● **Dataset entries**

********

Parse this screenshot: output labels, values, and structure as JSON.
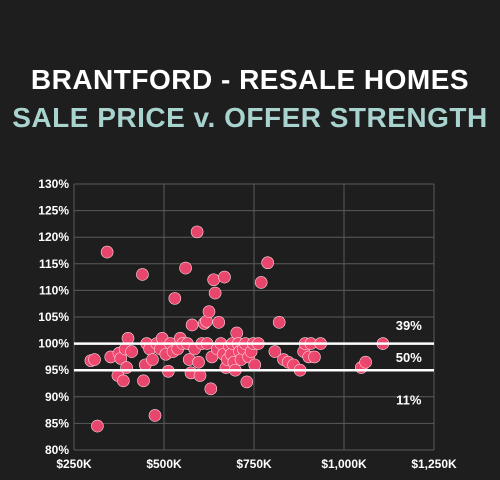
{
  "title": "BRANTFORD - RESALE HOMES",
  "subtitle": "SALE PRICE v. OFFER STRENGTH",
  "colors": {
    "background": "#1f1e1e",
    "title": "#ffffff",
    "subtitle": "#a9d3cf",
    "point": "#f0476f",
    "grid": "#5a5a5a",
    "reference_line": "#ffffff"
  },
  "chart_data": {
    "type": "scatter",
    "title": "BRANTFORD - RESALE HOMES",
    "subtitle": "SALE PRICE v. OFFER STRENGTH",
    "xlabel": "",
    "ylabel": "",
    "xlim": [
      250,
      1250
    ],
    "ylim": [
      80,
      130
    ],
    "x_unit": "thousand dollars",
    "y_unit": "percent",
    "x_ticks": [
      250,
      500,
      750,
      1000,
      1250
    ],
    "x_tick_labels": [
      "$250K",
      "$500K",
      "$750K",
      "$1,000K",
      "$1,250K"
    ],
    "y_ticks": [
      80,
      85,
      90,
      95,
      100,
      105,
      110,
      115,
      120,
      125,
      130
    ],
    "y_tick_labels": [
      "80%",
      "85%",
      "90%",
      "95%",
      "100%",
      "105%",
      "110%",
      "115%",
      "120%",
      "125%",
      "130%"
    ],
    "grid": true,
    "reference_lines": [
      100,
      95
    ],
    "annotations": [
      {
        "text": "39%",
        "x": 1180,
        "y": 103.5
      },
      {
        "text": "50%",
        "x": 1180,
        "y": 97.5
      },
      {
        "text": "11%",
        "x": 1180,
        "y": 89.5
      }
    ],
    "points": [
      [
        297,
        96.8
      ],
      [
        307,
        97.0
      ],
      [
        315,
        84.5
      ],
      [
        342,
        117.2
      ],
      [
        352,
        97.5
      ],
      [
        372,
        94.0
      ],
      [
        375,
        98.2
      ],
      [
        380,
        97.2
      ],
      [
        387,
        93.0
      ],
      [
        392,
        99.0
      ],
      [
        396,
        95.5
      ],
      [
        400,
        101.0
      ],
      [
        410,
        98.5
      ],
      [
        440,
        113.0
      ],
      [
        443,
        93.0
      ],
      [
        448,
        96.0
      ],
      [
        452,
        100.0
      ],
      [
        460,
        99.0
      ],
      [
        468,
        97.0
      ],
      [
        475,
        86.5
      ],
      [
        480,
        100.0
      ],
      [
        490,
        99.0
      ],
      [
        495,
        101.0
      ],
      [
        505,
        98.0
      ],
      [
        512,
        94.8
      ],
      [
        518,
        100.0
      ],
      [
        525,
        98.5
      ],
      [
        530,
        108.5
      ],
      [
        538,
        99.0
      ],
      [
        545,
        101.0
      ],
      [
        552,
        100.0
      ],
      [
        560,
        114.2
      ],
      [
        565,
        100.0
      ],
      [
        570,
        97.0
      ],
      [
        575,
        94.5
      ],
      [
        578,
        103.5
      ],
      [
        585,
        99.0
      ],
      [
        592,
        121.0
      ],
      [
        596,
        96.5
      ],
      [
        600,
        94.0
      ],
      [
        605,
        100.0
      ],
      [
        612,
        103.8
      ],
      [
        618,
        104.2
      ],
      [
        620,
        100.0
      ],
      [
        625,
        106.0
      ],
      [
        630,
        91.5
      ],
      [
        633,
        97.5
      ],
      [
        638,
        112.0
      ],
      [
        642,
        109.5
      ],
      [
        648,
        99.0
      ],
      [
        652,
        104.0
      ],
      [
        658,
        100.0
      ],
      [
        665,
        98.0
      ],
      [
        668,
        112.5
      ],
      [
        672,
        95.5
      ],
      [
        676,
        97.0
      ],
      [
        682,
        99.5
      ],
      [
        686,
        98.0
      ],
      [
        690,
        100.0
      ],
      [
        694,
        96.5
      ],
      [
        698,
        95.0
      ],
      [
        702,
        102.0
      ],
      [
        706,
        100.0
      ],
      [
        710,
        98.5
      ],
      [
        714,
        97.0
      ],
      [
        720,
        99.0
      ],
      [
        726,
        100.0
      ],
      [
        730,
        92.8
      ],
      [
        735,
        97.5
      ],
      [
        742,
        98.5
      ],
      [
        748,
        100.0
      ],
      [
        752,
        96.0
      ],
      [
        762,
        100.0
      ],
      [
        770,
        111.5
      ],
      [
        788,
        115.2
      ],
      [
        808,
        98.5
      ],
      [
        820,
        104.0
      ],
      [
        832,
        97.0
      ],
      [
        845,
        96.5
      ],
      [
        860,
        96.0
      ],
      [
        878,
        95.0
      ],
      [
        888,
        98.5
      ],
      [
        892,
        100.0
      ],
      [
        902,
        97.5
      ],
      [
        908,
        100.0
      ],
      [
        918,
        97.5
      ],
      [
        935,
        100.0
      ],
      [
        1048,
        95.5
      ],
      [
        1060,
        96.5
      ],
      [
        1108,
        100.0
      ]
    ]
  }
}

********

● **GIVEN EXERCISE**
Find every line in the records above that holds the word "subtitle", and copy each one.

● **THE ANSWER**
  "subtitle": "SALE PRICE v. OFFER STRENGTH",
    "subtitle": "#a9d3cf",
    "subtitle": "SALE PRICE v. OFFER STRENGTH",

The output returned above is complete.